◆ **Exercise directions**
Find each line with the word "MPSs" and copy it.

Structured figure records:
• • • • •

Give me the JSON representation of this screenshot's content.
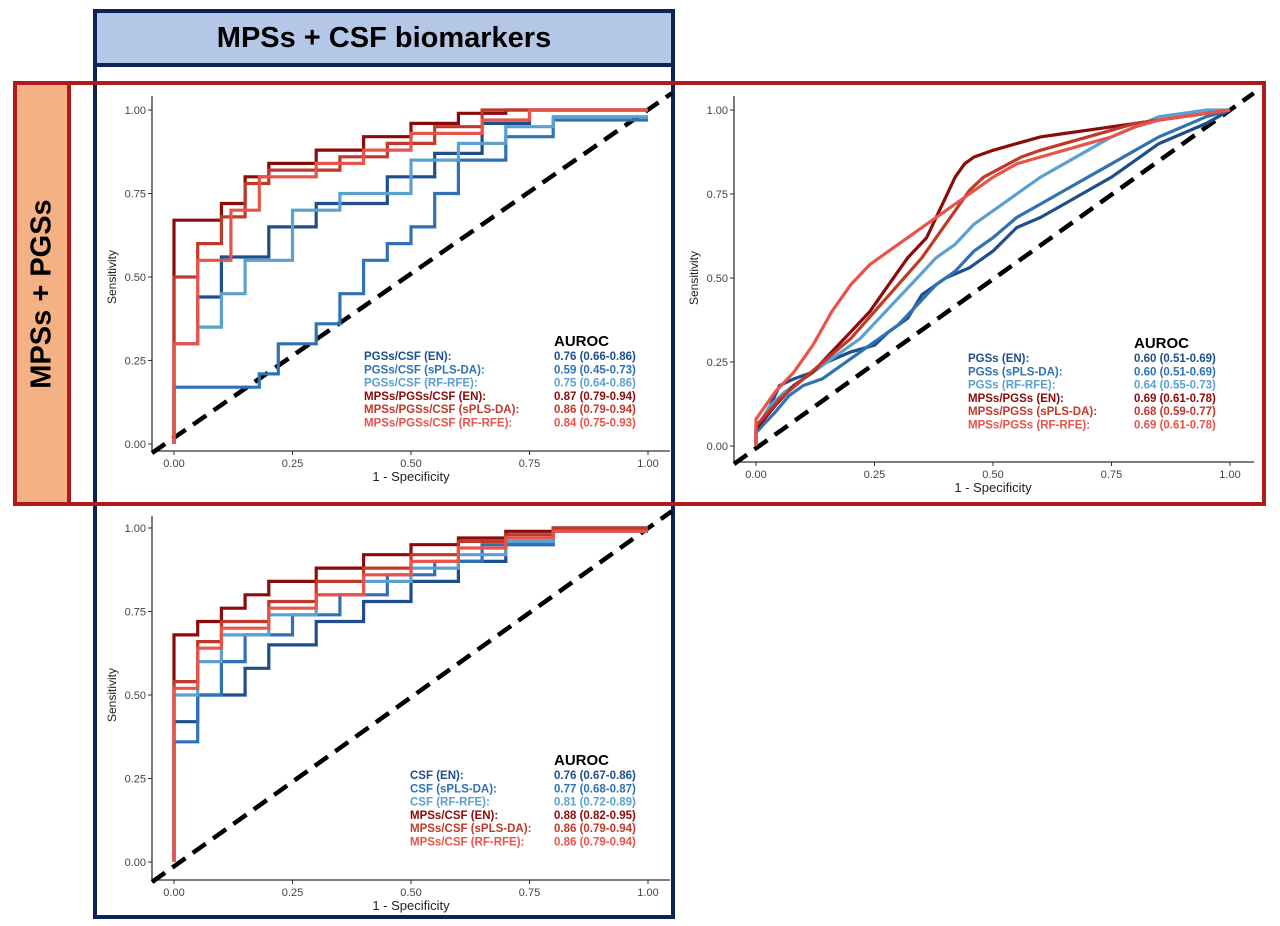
{
  "panels": {
    "column_header": "MPSs + CSF biomarkers",
    "row_header": "MPSs + PGSs"
  },
  "colors": {
    "frame_blue": "#0f2256",
    "frame_red": "#b01a1a",
    "header_blue_fill": "#b4c7e7",
    "header_orange_fill": "#f4b183"
  },
  "chart_data": [
    {
      "type": "line",
      "xlabel": "1 - Specificity",
      "ylabel": "Sensitivity",
      "xlim": [
        0,
        1
      ],
      "ylim": [
        0,
        1
      ],
      "ticks": [
        "0.00",
        "0.25",
        "0.50",
        "0.75",
        "1.00"
      ],
      "legend_title": "AUROC",
      "series": [
        {
          "name": "PGSs/CSF (EN):",
          "auroc": "0.76 (0.66-0.86)",
          "color": "#1f4e8c",
          "x": [
            0,
            0,
            0.05,
            0.05,
            0.1,
            0.1,
            0.2,
            0.2,
            0.3,
            0.3,
            0.45,
            0.45,
            0.55,
            0.55,
            0.65,
            0.65,
            0.75,
            0.75,
            1
          ],
          "y": [
            0,
            0.3,
            0.3,
            0.44,
            0.44,
            0.56,
            0.56,
            0.65,
            0.65,
            0.72,
            0.72,
            0.8,
            0.8,
            0.87,
            0.87,
            0.96,
            0.96,
            1,
            1
          ]
        },
        {
          "name": "PGSs/CSF (sPLS-DA):",
          "auroc": "0.59 (0.45-0.73)",
          "color": "#2f72b4",
          "x": [
            0,
            0,
            0.05,
            0.05,
            0.18,
            0.18,
            0.22,
            0.22,
            0.3,
            0.3,
            0.35,
            0.35,
            0.4,
            0.4,
            0.45,
            0.45,
            0.5,
            0.5,
            0.55,
            0.55,
            0.6,
            0.6,
            0.7,
            0.7,
            0.8,
            0.8,
            1
          ],
          "y": [
            0,
            0.17,
            0.17,
            0.17,
            0.17,
            0.21,
            0.21,
            0.3,
            0.3,
            0.36,
            0.36,
            0.45,
            0.45,
            0.55,
            0.55,
            0.6,
            0.6,
            0.65,
            0.65,
            0.75,
            0.75,
            0.85,
            0.85,
            0.92,
            0.92,
            0.97,
            0.97
          ]
        },
        {
          "name": "PGSs/CSF (RF-RFE):",
          "auroc": "0.75 (0.64-0.86)",
          "color": "#5ba0d0",
          "x": [
            0,
            0,
            0.05,
            0.05,
            0.1,
            0.1,
            0.15,
            0.15,
            0.25,
            0.25,
            0.35,
            0.35,
            0.5,
            0.5,
            0.6,
            0.6,
            0.7,
            0.7,
            0.8,
            0.8,
            1
          ],
          "y": [
            0,
            0.3,
            0.3,
            0.35,
            0.35,
            0.45,
            0.45,
            0.55,
            0.55,
            0.7,
            0.7,
            0.75,
            0.75,
            0.85,
            0.85,
            0.9,
            0.9,
            0.95,
            0.95,
            0.98,
            0.98
          ]
        },
        {
          "name": "MPSs/PGSs/CSF (EN):",
          "auroc": "0.87 (0.79-0.94)",
          "color": "#8b0a0a",
          "x": [
            0,
            0,
            0.1,
            0.1,
            0.15,
            0.15,
            0.2,
            0.2,
            0.3,
            0.3,
            0.4,
            0.4,
            0.5,
            0.5,
            0.6,
            0.6,
            0.7,
            0.7,
            1
          ],
          "y": [
            0,
            0.67,
            0.67,
            0.72,
            0.72,
            0.8,
            0.8,
            0.84,
            0.84,
            0.88,
            0.88,
            0.92,
            0.92,
            0.96,
            0.96,
            0.99,
            0.99,
            1,
            1
          ]
        },
        {
          "name": "MPSs/PGSs/CSF (sPLS-DA):",
          "auroc": "0.86 (0.79-0.94)",
          "color": "#c0392b",
          "x": [
            0,
            0,
            0.05,
            0.05,
            0.1,
            0.1,
            0.15,
            0.15,
            0.2,
            0.2,
            0.35,
            0.35,
            0.45,
            0.45,
            0.55,
            0.55,
            0.65,
            0.65,
            1
          ],
          "y": [
            0,
            0.5,
            0.5,
            0.6,
            0.6,
            0.68,
            0.68,
            0.78,
            0.78,
            0.82,
            0.82,
            0.86,
            0.86,
            0.9,
            0.9,
            0.95,
            0.95,
            1,
            1
          ]
        },
        {
          "name": "MPSs/PGSs/CSF (RF-RFE):",
          "auroc": "0.84 (0.75-0.93)",
          "color": "#e8534a",
          "x": [
            0,
            0,
            0.05,
            0.05,
            0.12,
            0.12,
            0.18,
            0.18,
            0.3,
            0.3,
            0.4,
            0.4,
            0.5,
            0.5,
            0.65,
            0.65,
            0.75,
            0.75,
            1
          ],
          "y": [
            0,
            0.3,
            0.3,
            0.55,
            0.55,
            0.7,
            0.7,
            0.8,
            0.8,
            0.84,
            0.84,
            0.88,
            0.88,
            0.93,
            0.93,
            0.97,
            0.97,
            1,
            1
          ]
        }
      ]
    },
    {
      "type": "line",
      "xlabel": "1 - Specificity",
      "ylabel": "Sensitivity",
      "xlim": [
        0,
        1
      ],
      "ylim": [
        0,
        1
      ],
      "ticks": [
        "0.00",
        "0.25",
        "0.50",
        "0.75",
        "1.00"
      ],
      "legend_title": "AUROC",
      "series": [
        {
          "name": "PGSs (EN):",
          "auroc": "0.60 (0.51-0.69)",
          "color": "#1f4e8c",
          "x": [
            0,
            0,
            0.03,
            0.05,
            0.08,
            0.12,
            0.15,
            0.2,
            0.25,
            0.28,
            0.32,
            0.35,
            0.4,
            0.45,
            0.5,
            0.55,
            0.6,
            0.65,
            0.7,
            0.75,
            0.8,
            0.85,
            0.9,
            0.95,
            1
          ],
          "y": [
            0,
            0.05,
            0.12,
            0.18,
            0.2,
            0.22,
            0.25,
            0.28,
            0.3,
            0.34,
            0.38,
            0.45,
            0.5,
            0.53,
            0.58,
            0.65,
            0.68,
            0.72,
            0.76,
            0.8,
            0.85,
            0.9,
            0.93,
            0.96,
            1
          ]
        },
        {
          "name": "PGSs (sPLS-DA):",
          "auroc": "0.60 (0.51-0.69)",
          "color": "#2f72b4",
          "x": [
            0,
            0,
            0.04,
            0.07,
            0.1,
            0.14,
            0.18,
            0.22,
            0.26,
            0.3,
            0.34,
            0.38,
            0.42,
            0.46,
            0.5,
            0.55,
            0.6,
            0.65,
            0.7,
            0.75,
            0.8,
            0.85,
            0.9,
            0.95,
            1
          ],
          "y": [
            0,
            0.04,
            0.1,
            0.15,
            0.18,
            0.2,
            0.24,
            0.28,
            0.32,
            0.36,
            0.42,
            0.48,
            0.52,
            0.58,
            0.62,
            0.68,
            0.72,
            0.76,
            0.8,
            0.84,
            0.88,
            0.92,
            0.95,
            0.98,
            1
          ]
        },
        {
          "name": "PGSs (RF-RFE):",
          "auroc": "0.64 (0.55-0.73)",
          "color": "#5ba0d0",
          "x": [
            0,
            0,
            0.03,
            0.06,
            0.1,
            0.14,
            0.18,
            0.22,
            0.26,
            0.3,
            0.34,
            0.38,
            0.42,
            0.46,
            0.5,
            0.55,
            0.6,
            0.65,
            0.7,
            0.75,
            0.8,
            0.85,
            0.9,
            0.95,
            1
          ],
          "y": [
            0,
            0.05,
            0.12,
            0.16,
            0.2,
            0.24,
            0.28,
            0.32,
            0.38,
            0.44,
            0.5,
            0.56,
            0.6,
            0.66,
            0.7,
            0.75,
            0.8,
            0.84,
            0.88,
            0.92,
            0.95,
            0.98,
            0.99,
            1,
            1
          ]
        },
        {
          "name": "MPSs/PGSs (EN):",
          "auroc": "0.69 (0.61-0.78)",
          "color": "#8b0a0a",
          "x": [
            0,
            0,
            0.04,
            0.08,
            0.12,
            0.16,
            0.2,
            0.24,
            0.28,
            0.32,
            0.36,
            0.38,
            0.4,
            0.42,
            0.44,
            0.46,
            0.5,
            0.55,
            0.6,
            0.65,
            0.7,
            0.75,
            0.8,
            0.85,
            0.9,
            0.95,
            1
          ],
          "y": [
            0,
            0.05,
            0.12,
            0.18,
            0.22,
            0.28,
            0.34,
            0.4,
            0.48,
            0.56,
            0.62,
            0.68,
            0.74,
            0.8,
            0.84,
            0.86,
            0.88,
            0.9,
            0.92,
            0.93,
            0.94,
            0.95,
            0.96,
            0.97,
            0.98,
            0.99,
            1
          ]
        },
        {
          "name": "MPSs/PGSs (sPLS-DA):",
          "auroc": "0.68 (0.59-0.77)",
          "color": "#c0392b",
          "x": [
            0,
            0,
            0.05,
            0.1,
            0.15,
            0.2,
            0.25,
            0.3,
            0.35,
            0.38,
            0.42,
            0.45,
            0.48,
            0.52,
            0.56,
            0.6,
            0.65,
            0.7,
            0.75,
            0.8,
            0.85,
            0.9,
            0.95,
            1
          ],
          "y": [
            0,
            0.06,
            0.14,
            0.2,
            0.26,
            0.32,
            0.4,
            0.48,
            0.56,
            0.62,
            0.7,
            0.76,
            0.8,
            0.83,
            0.86,
            0.88,
            0.9,
            0.92,
            0.94,
            0.96,
            0.97,
            0.98,
            0.99,
            1
          ]
        },
        {
          "name": "MPSs/PGSs (RF-RFE):",
          "auroc": "0.69 (0.61-0.78)",
          "color": "#e8534a",
          "x": [
            0,
            0,
            0.04,
            0.08,
            0.12,
            0.16,
            0.2,
            0.24,
            0.28,
            0.32,
            0.36,
            0.4,
            0.45,
            0.5,
            0.55,
            0.6,
            0.65,
            0.7,
            0.75,
            0.8,
            0.85,
            0.9,
            0.95,
            1
          ],
          "y": [
            0,
            0.08,
            0.16,
            0.22,
            0.3,
            0.4,
            0.48,
            0.54,
            0.58,
            0.62,
            0.66,
            0.7,
            0.75,
            0.8,
            0.84,
            0.86,
            0.88,
            0.9,
            0.92,
            0.95,
            0.97,
            0.98,
            0.99,
            1
          ]
        }
      ]
    },
    {
      "type": "line",
      "xlabel": "1 - Specificity",
      "ylabel": "Sensitivity",
      "xlim": [
        0,
        1
      ],
      "ylim": [
        0,
        1
      ],
      "ticks": [
        "0.00",
        "0.25",
        "0.50",
        "0.75",
        "1.00"
      ],
      "legend_title": "AUROC",
      "series": [
        {
          "name": "CSF (EN):",
          "auroc": "0.76 (0.67-0.86)",
          "color": "#1f4e8c",
          "x": [
            0,
            0,
            0.05,
            0.05,
            0.15,
            0.15,
            0.2,
            0.2,
            0.3,
            0.3,
            0.4,
            0.4,
            0.5,
            0.5,
            0.6,
            0.6,
            0.7,
            0.7,
            0.8,
            0.8,
            1
          ],
          "y": [
            0,
            0.42,
            0.42,
            0.5,
            0.5,
            0.58,
            0.58,
            0.65,
            0.65,
            0.72,
            0.72,
            0.78,
            0.78,
            0.84,
            0.84,
            0.9,
            0.9,
            0.95,
            0.95,
            1,
            1
          ]
        },
        {
          "name": "CSF (sPLS-DA):",
          "auroc": "0.77 (0.68-0.87)",
          "color": "#2f72b4",
          "x": [
            0,
            0,
            0.05,
            0.05,
            0.1,
            0.1,
            0.15,
            0.15,
            0.25,
            0.25,
            0.35,
            0.35,
            0.45,
            0.45,
            0.55,
            0.55,
            0.65,
            0.65,
            0.8,
            0.8,
            1
          ],
          "y": [
            0,
            0.36,
            0.36,
            0.5,
            0.5,
            0.6,
            0.6,
            0.68,
            0.68,
            0.74,
            0.74,
            0.8,
            0.8,
            0.86,
            0.86,
            0.9,
            0.9,
            0.95,
            0.95,
            0.99,
            0.99
          ]
        },
        {
          "name": "CSF (RF-RFE):",
          "auroc": "0.81 (0.72-0.89)",
          "color": "#5ba0d0",
          "x": [
            0,
            0,
            0.05,
            0.05,
            0.1,
            0.1,
            0.2,
            0.2,
            0.3,
            0.3,
            0.4,
            0.4,
            0.5,
            0.5,
            0.6,
            0.6,
            0.7,
            0.7,
            0.8,
            0.8,
            1
          ],
          "y": [
            0,
            0.5,
            0.5,
            0.6,
            0.6,
            0.68,
            0.68,
            0.74,
            0.74,
            0.8,
            0.8,
            0.84,
            0.84,
            0.88,
            0.88,
            0.92,
            0.92,
            0.96,
            0.96,
            0.99,
            0.99
          ]
        },
        {
          "name": "MPSs/CSF (EN):",
          "auroc": "0.88 (0.82-0.95)",
          "color": "#8b0a0a",
          "x": [
            0,
            0,
            0.05,
            0.05,
            0.1,
            0.1,
            0.15,
            0.15,
            0.2,
            0.2,
            0.3,
            0.3,
            0.4,
            0.4,
            0.5,
            0.5,
            0.6,
            0.6,
            0.7,
            0.7,
            0.8,
            0.8,
            1
          ],
          "y": [
            0,
            0.68,
            0.68,
            0.72,
            0.72,
            0.76,
            0.76,
            0.8,
            0.8,
            0.84,
            0.84,
            0.88,
            0.88,
            0.92,
            0.92,
            0.95,
            0.95,
            0.97,
            0.97,
            0.99,
            0.99,
            1,
            1
          ]
        },
        {
          "name": "MPSs/CSF (sPLS-DA):",
          "auroc": "0.86 (0.79-0.94)",
          "color": "#c0392b",
          "x": [
            0,
            0,
            0.05,
            0.05,
            0.1,
            0.1,
            0.2,
            0.2,
            0.3,
            0.3,
            0.4,
            0.4,
            0.5,
            0.5,
            0.6,
            0.6,
            0.7,
            0.7,
            0.8,
            0.8,
            1
          ],
          "y": [
            0,
            0.54,
            0.54,
            0.66,
            0.66,
            0.72,
            0.72,
            0.78,
            0.78,
            0.84,
            0.84,
            0.88,
            0.88,
            0.92,
            0.92,
            0.96,
            0.96,
            0.98,
            0.98,
            1,
            1
          ]
        },
        {
          "name": "MPSs/CSF (RF-RFE):",
          "auroc": "0.86 (0.79-0.94)",
          "color": "#e8534a",
          "x": [
            0,
            0,
            0.05,
            0.05,
            0.1,
            0.1,
            0.2,
            0.2,
            0.3,
            0.3,
            0.4,
            0.4,
            0.5,
            0.5,
            0.6,
            0.6,
            0.7,
            0.7,
            0.8,
            0.8,
            1
          ],
          "y": [
            0,
            0.52,
            0.52,
            0.64,
            0.64,
            0.7,
            0.7,
            0.76,
            0.76,
            0.8,
            0.8,
            0.86,
            0.86,
            0.9,
            0.9,
            0.94,
            0.94,
            0.97,
            0.97,
            0.99,
            0.99
          ]
        }
      ]
    }
  ]
}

• • • • •

◆ **Exercise solution**
    "column_header": "MPSs + CSF biomarkers",
    "row_header": "MPSs + PGSs"
          "name": "MPSs/PGSs/CSF (EN):",
          "name": "MPSs/PGSs/CSF (sPLS-DA):",
          "name": "MPSs/PGSs/CSF (RF-RFE):",
          "name": "MPSs/PGSs (EN):",
          "name": "MPSs/PGSs (sPLS-DA):",
          "name": "MPSs/PGSs (RF-RFE):",
          "name": "MPSs/CSF (EN):",
          "name": "MPSs/CSF (sPLS-DA):",
          "name": "MPSs/CSF (RF-RFE):",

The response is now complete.